* **The problem**: Among the entries below, find the lines with "name" and copy them.

* **Task material**:
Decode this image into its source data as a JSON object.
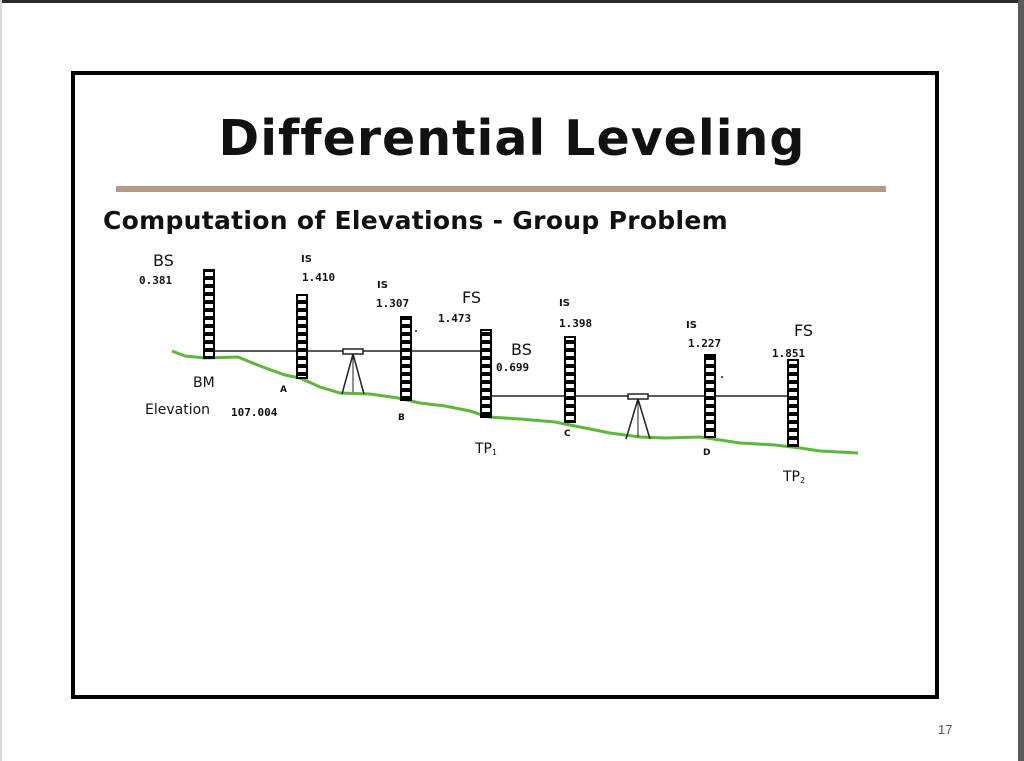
{
  "slide": {
    "title": "Differential Leveling",
    "subtitle": "Computation of Elevations - Group Problem",
    "page_number": "17"
  },
  "benchmark": {
    "name": "BM",
    "elevation_label": "Elevation",
    "elevation_value": "107.004"
  },
  "readings": [
    {
      "type": "BS",
      "value": "0.381"
    },
    {
      "type": "IS",
      "value": "1.410"
    },
    {
      "type": "IS",
      "value": "1.307"
    },
    {
      "type": "FS",
      "value": "1.473"
    },
    {
      "type": "BS",
      "value": "0.699"
    },
    {
      "type": "IS",
      "value": "1.398"
    },
    {
      "type": "IS",
      "value": "1.227"
    },
    {
      "type": "FS",
      "value": "1.851"
    }
  ],
  "points": {
    "a": "A",
    "b": "B",
    "tp1": "TP",
    "tp1_sub": "1",
    "c": "C",
    "d": "D",
    "tp2": "TP",
    "tp2_sub": "2"
  },
  "colors": {
    "ground": "#5cb83a",
    "rule": "#b79a85",
    "frame": "#000000"
  }
}
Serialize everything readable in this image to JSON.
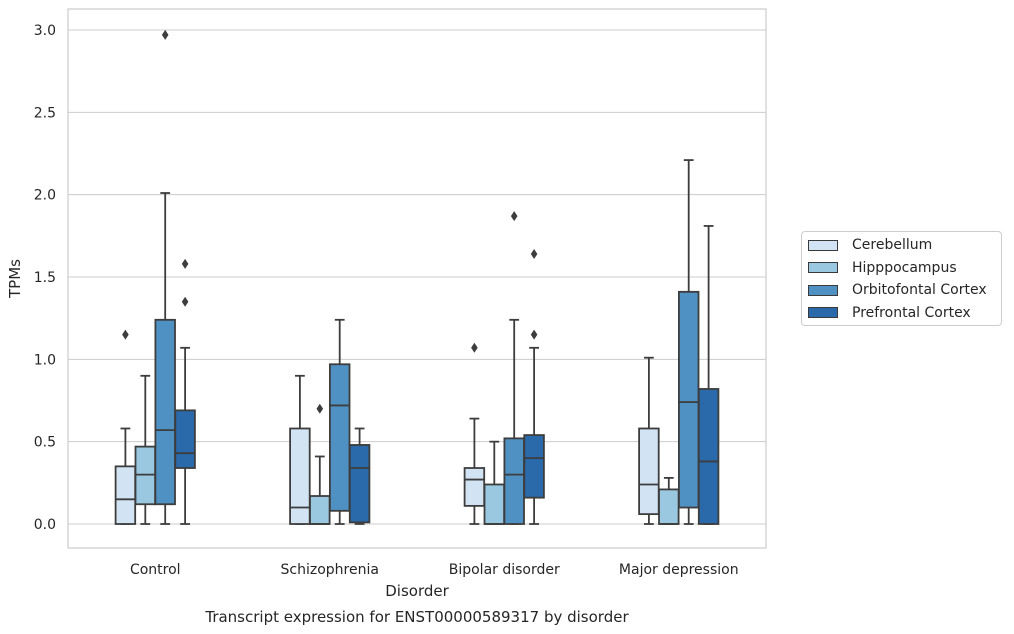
{
  "chart_data": {
    "type": "box",
    "title": "",
    "xlabel": "Disorder",
    "ylabel": "TPMs",
    "caption": "Transcript expression for ENST00000589317 by disorder",
    "ylim": [
      -0.14,
      3.13
    ],
    "yticks": [
      "0.0",
      "0.5",
      "1.0",
      "1.5",
      "2.0",
      "2.5",
      "3.0"
    ],
    "grid": "horizontal",
    "legend_position": "right",
    "categories": [
      "Control",
      "Schizophrenia",
      "Bipolar disorder",
      "Major depression"
    ],
    "series": [
      {
        "name": "Cerebellum",
        "color": "#d2e3f3",
        "boxes": [
          {
            "whislo": 0.0,
            "q1": 0.0,
            "med": 0.15,
            "q3": 0.35,
            "whishi": 0.58,
            "fliers": [
              1.15
            ]
          },
          {
            "whislo": 0.0,
            "q1": 0.0,
            "med": 0.1,
            "q3": 0.58,
            "whishi": 0.9,
            "fliers": []
          },
          {
            "whislo": 0.0,
            "q1": 0.11,
            "med": 0.27,
            "q3": 0.34,
            "whishi": 0.64,
            "fliers": [
              1.07
            ]
          },
          {
            "whislo": 0.0,
            "q1": 0.06,
            "med": 0.24,
            "q3": 0.58,
            "whishi": 1.01,
            "fliers": []
          }
        ]
      },
      {
        "name": "Hipppocampus",
        "color": "#9ac8e0",
        "boxes": [
          {
            "whislo": 0.0,
            "q1": 0.12,
            "med": 0.3,
            "q3": 0.47,
            "whishi": 0.9,
            "fliers": []
          },
          {
            "whislo": 0.0,
            "q1": 0.0,
            "med": 0.0,
            "q3": 0.17,
            "whishi": 0.41,
            "fliers": [
              0.7
            ]
          },
          {
            "whislo": 0.0,
            "q1": 0.0,
            "med": 0.0,
            "q3": 0.24,
            "whishi": 0.5,
            "fliers": []
          },
          {
            "whislo": 0.0,
            "q1": 0.0,
            "med": 0.0,
            "q3": 0.21,
            "whishi": 0.28,
            "fliers": []
          }
        ]
      },
      {
        "name": "Orbitofontal Cortex",
        "color": "#4f91c3",
        "boxes": [
          {
            "whislo": 0.0,
            "q1": 0.12,
            "med": 0.57,
            "q3": 1.24,
            "whishi": 2.01,
            "fliers": [
              2.97
            ]
          },
          {
            "whislo": 0.0,
            "q1": 0.08,
            "med": 0.72,
            "q3": 0.97,
            "whishi": 1.24,
            "fliers": []
          },
          {
            "whislo": 0.0,
            "q1": 0.0,
            "med": 0.3,
            "q3": 0.52,
            "whishi": 1.24,
            "fliers": [
              1.87
            ]
          },
          {
            "whislo": 0.0,
            "q1": 0.1,
            "med": 0.74,
            "q3": 1.41,
            "whishi": 2.21,
            "fliers": []
          }
        ]
      },
      {
        "name": "Prefrontal Cortex",
        "color": "#2a6aab",
        "boxes": [
          {
            "whislo": 0.0,
            "q1": 0.34,
            "med": 0.43,
            "q3": 0.69,
            "whishi": 1.07,
            "fliers": [
              1.35,
              1.58
            ]
          },
          {
            "whislo": 0.0,
            "q1": 0.01,
            "med": 0.34,
            "q3": 0.48,
            "whishi": 0.58,
            "fliers": []
          },
          {
            "whislo": 0.0,
            "q1": 0.16,
            "med": 0.4,
            "q3": 0.54,
            "whishi": 1.07,
            "fliers": [
              1.15,
              1.64
            ]
          },
          {
            "whislo": 0.0,
            "q1": 0.0,
            "med": 0.38,
            "q3": 0.82,
            "whishi": 1.81,
            "fliers": []
          }
        ]
      }
    ]
  }
}
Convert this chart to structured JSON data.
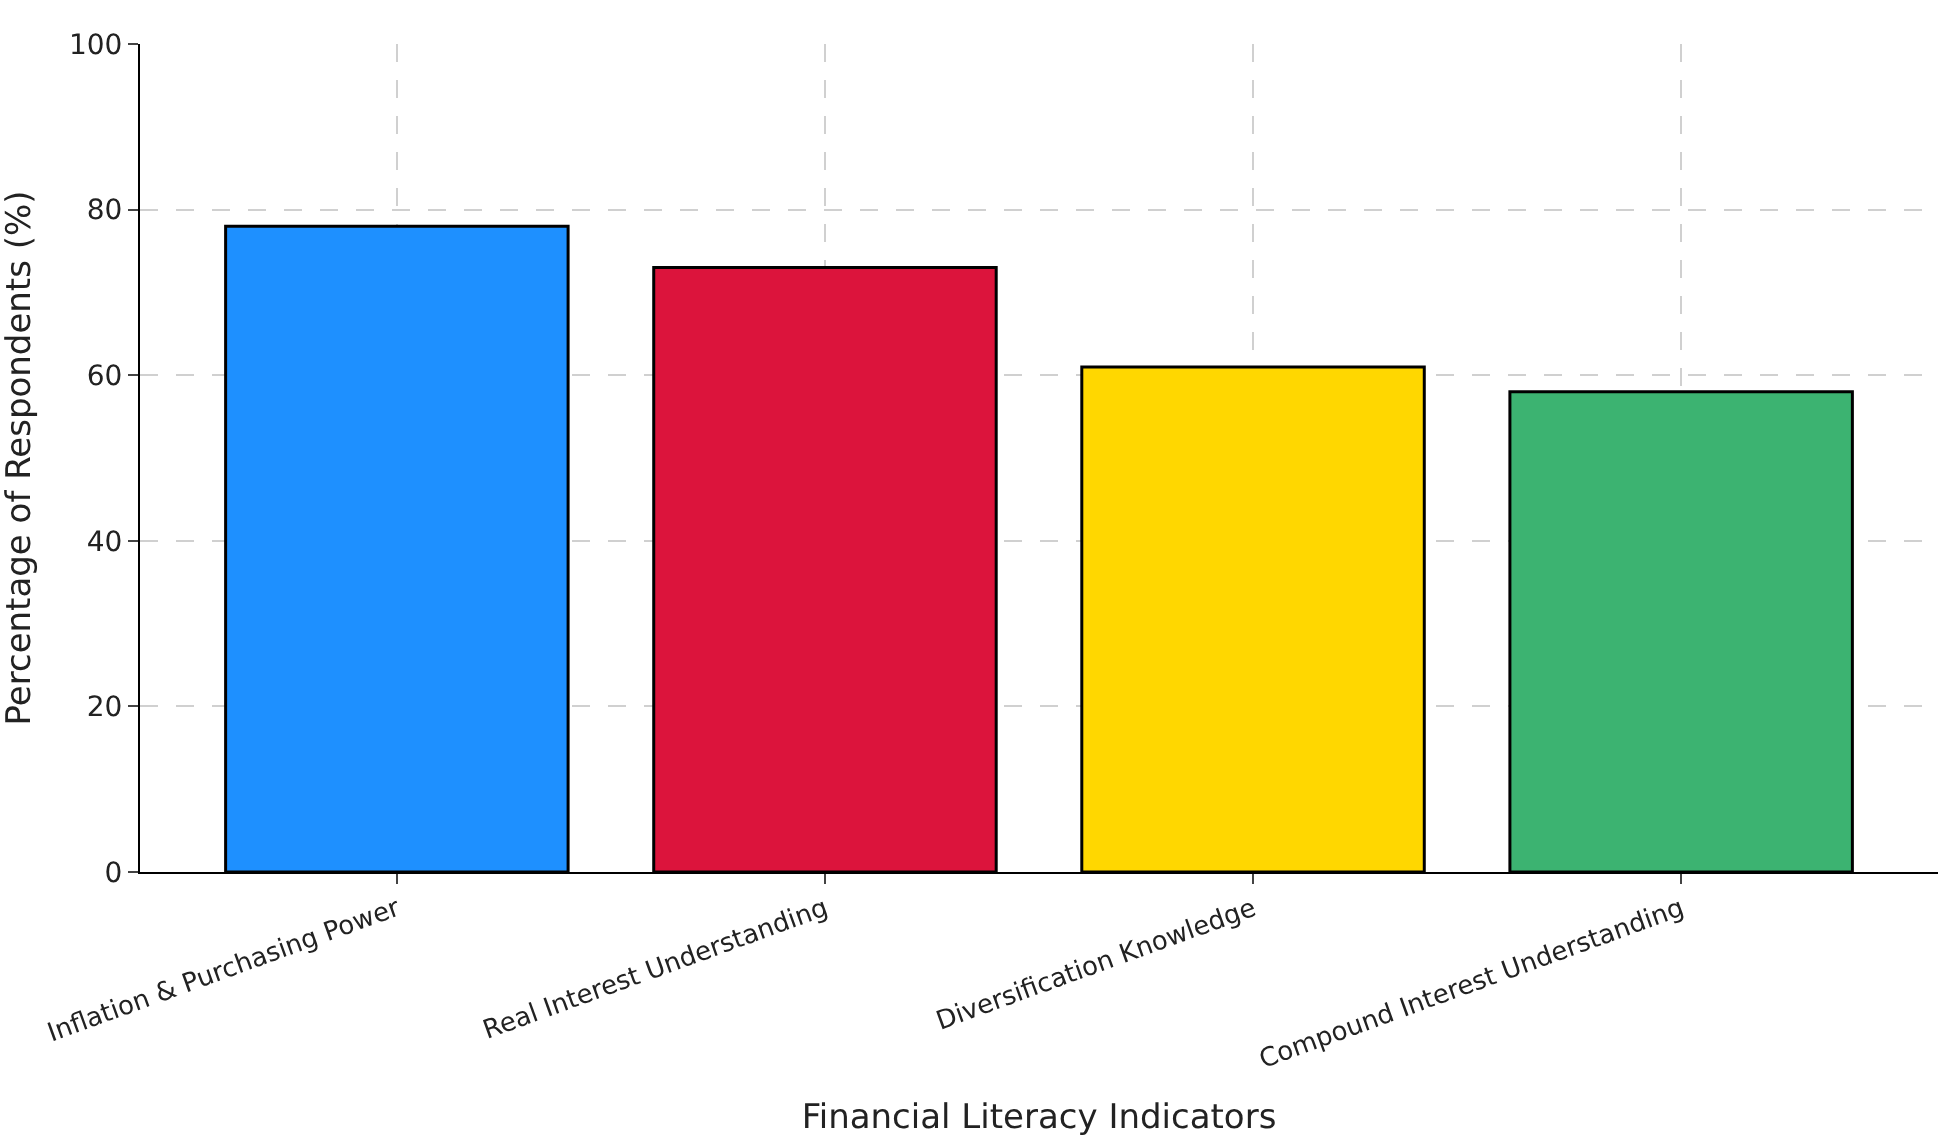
{
  "chart_data": {
    "type": "bar",
    "xlabel": "Financial Literacy Indicators",
    "ylabel": "Percentage of Respondents (%)",
    "categories": [
      "Inflation & Purchasing Power",
      "Real Interest Understanding",
      "Diversification Knowledge",
      "Compound Interest Understanding"
    ],
    "values": [
      78,
      73,
      61,
      58
    ],
    "colors": [
      "#1e90ff",
      "#dc143c",
      "#ffd700",
      "#3cb371"
    ],
    "ylim": [
      0,
      100
    ],
    "yticks": [
      0,
      20,
      40,
      60,
      80,
      100
    ],
    "grid": true
  }
}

* **Result of this task**:
    "name": "BM",
        "name": "Cerebellum",
        "name": "Hipppocampus",
        "name": "Orbitofontal Cortex",
        "name": "Prefrontal Cortex",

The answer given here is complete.